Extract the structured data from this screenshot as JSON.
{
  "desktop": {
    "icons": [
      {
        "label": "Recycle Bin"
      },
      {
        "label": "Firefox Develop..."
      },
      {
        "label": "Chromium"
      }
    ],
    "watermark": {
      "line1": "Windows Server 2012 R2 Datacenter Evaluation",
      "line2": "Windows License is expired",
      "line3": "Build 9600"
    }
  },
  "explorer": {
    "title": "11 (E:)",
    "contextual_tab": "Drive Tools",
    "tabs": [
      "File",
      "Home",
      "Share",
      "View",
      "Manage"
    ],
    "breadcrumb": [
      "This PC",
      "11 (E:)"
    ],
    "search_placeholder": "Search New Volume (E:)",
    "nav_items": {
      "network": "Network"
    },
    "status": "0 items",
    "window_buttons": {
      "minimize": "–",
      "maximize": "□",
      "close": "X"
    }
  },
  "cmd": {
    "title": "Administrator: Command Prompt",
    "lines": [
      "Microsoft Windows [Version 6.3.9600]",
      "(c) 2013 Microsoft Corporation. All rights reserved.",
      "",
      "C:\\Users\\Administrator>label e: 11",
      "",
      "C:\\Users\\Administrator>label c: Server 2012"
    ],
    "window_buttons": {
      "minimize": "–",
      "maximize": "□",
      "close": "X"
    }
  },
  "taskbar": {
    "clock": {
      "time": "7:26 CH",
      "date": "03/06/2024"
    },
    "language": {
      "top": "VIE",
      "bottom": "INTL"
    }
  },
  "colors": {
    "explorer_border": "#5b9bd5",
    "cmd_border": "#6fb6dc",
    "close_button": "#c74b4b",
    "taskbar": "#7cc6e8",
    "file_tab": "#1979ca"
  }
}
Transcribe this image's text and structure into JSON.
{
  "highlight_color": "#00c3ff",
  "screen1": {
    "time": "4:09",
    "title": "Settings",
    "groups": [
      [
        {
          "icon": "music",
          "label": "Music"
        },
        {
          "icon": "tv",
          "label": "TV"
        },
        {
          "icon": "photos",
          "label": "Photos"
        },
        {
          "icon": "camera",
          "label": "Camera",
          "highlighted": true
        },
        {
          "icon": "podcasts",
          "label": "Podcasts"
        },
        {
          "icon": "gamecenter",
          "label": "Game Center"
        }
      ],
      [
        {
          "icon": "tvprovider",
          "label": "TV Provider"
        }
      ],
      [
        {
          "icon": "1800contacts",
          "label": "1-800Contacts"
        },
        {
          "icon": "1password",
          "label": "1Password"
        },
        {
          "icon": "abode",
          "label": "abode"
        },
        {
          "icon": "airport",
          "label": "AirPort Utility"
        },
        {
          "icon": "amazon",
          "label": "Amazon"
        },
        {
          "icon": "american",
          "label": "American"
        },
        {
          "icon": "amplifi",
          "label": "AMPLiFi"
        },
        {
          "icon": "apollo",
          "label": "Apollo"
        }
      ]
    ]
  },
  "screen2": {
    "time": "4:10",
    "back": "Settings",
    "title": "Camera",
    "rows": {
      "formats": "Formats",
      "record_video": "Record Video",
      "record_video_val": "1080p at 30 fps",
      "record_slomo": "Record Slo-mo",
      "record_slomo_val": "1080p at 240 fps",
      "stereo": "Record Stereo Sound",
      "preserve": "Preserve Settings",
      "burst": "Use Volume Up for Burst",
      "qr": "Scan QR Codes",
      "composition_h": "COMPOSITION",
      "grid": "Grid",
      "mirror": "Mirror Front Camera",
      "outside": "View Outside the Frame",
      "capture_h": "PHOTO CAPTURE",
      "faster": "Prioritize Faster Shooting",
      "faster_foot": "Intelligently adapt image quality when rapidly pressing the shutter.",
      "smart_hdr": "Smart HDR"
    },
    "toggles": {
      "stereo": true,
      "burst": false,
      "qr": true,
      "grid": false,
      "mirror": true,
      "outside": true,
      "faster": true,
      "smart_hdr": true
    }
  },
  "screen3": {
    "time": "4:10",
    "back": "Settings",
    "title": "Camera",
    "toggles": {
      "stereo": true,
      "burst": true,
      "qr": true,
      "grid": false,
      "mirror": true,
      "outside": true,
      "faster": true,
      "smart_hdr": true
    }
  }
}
• • •
Repeat the material word for word, in full.

**WRITTEN ANSWER**
Extract the structured data from this screenshot as JSON.
{
  "desktop": {
    "icons": [
      {
        "label": "Recycle Bin"
      },
      {
        "label": "Firefox Develop..."
      },
      {
        "label": "Chromium"
      }
    ],
    "watermark": {
      "line1": "Windows Server 2012 R2 Datacenter Evaluation",
      "line2": "Windows License is expired",
      "line3": "Build 9600"
    }
  },
  "explorer": {
    "title": "11 (E:)",
    "contextual_tab": "Drive Tools",
    "tabs": [
      "File",
      "Home",
      "Share",
      "View",
      "Manage"
    ],
    "breadcrumb": [
      "This PC",
      "11 (E:)"
    ],
    "search_placeholder": "Search New Volume (E:)",
    "nav_items": {
      "network": "Network"
    },
    "status": "0 items",
    "window_buttons": {
      "minimize": "–",
      "maximize": "□",
      "close": "X"
    }
  },
  "cmd": {
    "title": "Administrator: Command Prompt",
    "lines": [
      "Microsoft Windows [Version 6.3.9600]",
      "(c) 2013 Microsoft Corporation. All rights reserved.",
      "",
      "C:\\Users\\Administrator>label e: 11",
      "",
      "C:\\Users\\Administrator>label c: Server 2012"
    ],
    "window_buttons": {
      "minimize": "–",
      "maximize": "□",
      "close": "X"
    }
  },
  "taskbar": {
    "clock": {
      "time": "7:26 CH",
      "date": "03/06/2024"
    },
    "language": {
      "top": "VIE",
      "bottom": "INTL"
    }
  },
  "colors": {
    "explorer_border": "#5b9bd5",
    "cmd_border": "#6fb6dc",
    "close_button": "#c74b4b",
    "taskbar": "#7cc6e8",
    "file_tab": "#1979ca"
  }
}
Transcribe this image's text and structure into JSON.
{
  "highlight_color": "#00c3ff",
  "screen1": {
    "time": "4:09",
    "title": "Settings",
    "groups": [
      [
        {
          "icon": "music",
          "label": "Music"
        },
        {
          "icon": "tv",
          "label": "TV"
        },
        {
          "icon": "photos",
          "label": "Photos"
        },
        {
          "icon": "camera",
          "label": "Camera",
          "highlighted": true
        },
        {
          "icon": "podcasts",
          "label": "Podcasts"
        },
        {
          "icon": "gamecenter",
          "label": "Game Center"
        }
      ],
      [
        {
          "icon": "tvprovider",
          "label": "TV Provider"
        }
      ],
      [
        {
          "icon": "1800contacts",
          "label": "1-800Contacts"
        },
        {
          "icon": "1password",
          "label": "1Password"
        },
        {
          "icon": "abode",
          "label": "abode"
        },
        {
          "icon": "airport",
          "label": "AirPort Utility"
        },
        {
          "icon": "amazon",
          "label": "Amazon"
        },
        {
          "icon": "american",
          "label": "American"
        },
        {
          "icon": "amplifi",
          "label": "AMPLiFi"
        },
        {
          "icon": "apollo",
          "label": "Apollo"
        }
      ]
    ]
  },
  "screen2": {
    "time": "4:10",
    "back": "Settings",
    "title": "Camera",
    "rows": {
      "formats": "Formats",
      "record_video": "Record Video",
      "record_video_val": "1080p at 30 fps",
      "record_slomo": "Record Slo-mo",
      "record_slomo_val": "1080p at 240 fps",
      "stereo": "Record Stereo Sound",
      "preserve": "Preserve Settings",
      "burst": "Use Volume Up for Burst",
      "qr": "Scan QR Codes",
      "composition_h": "COMPOSITION",
      "grid": "Grid",
      "mirror": "Mirror Front Camera",
      "outside": "View Outside the Frame",
      "capture_h": "PHOTO CAPTURE",
      "faster": "Prioritize Faster Shooting",
      "faster_foot": "Intelligently adapt image quality when rapidly pressing the shutter.",
      "smart_hdr": "Smart HDR"
    },
    "toggles": {
      "stereo": true,
      "burst": false,
      "qr": true,
      "grid": false,
      "mirror": true,
      "outside": true,
      "faster": true,
      "smart_hdr": true
    }
  },
  "screen3": {
    "time": "4:10",
    "back": "Settings",
    "title": "Camera",
    "toggles": {
      "stereo": true,
      "burst": true,
      "qr": true,
      "grid": false,
      "mirror": true,
      "outside": true,
      "faster": true,
      "smart_hdr": true
    }
  }
}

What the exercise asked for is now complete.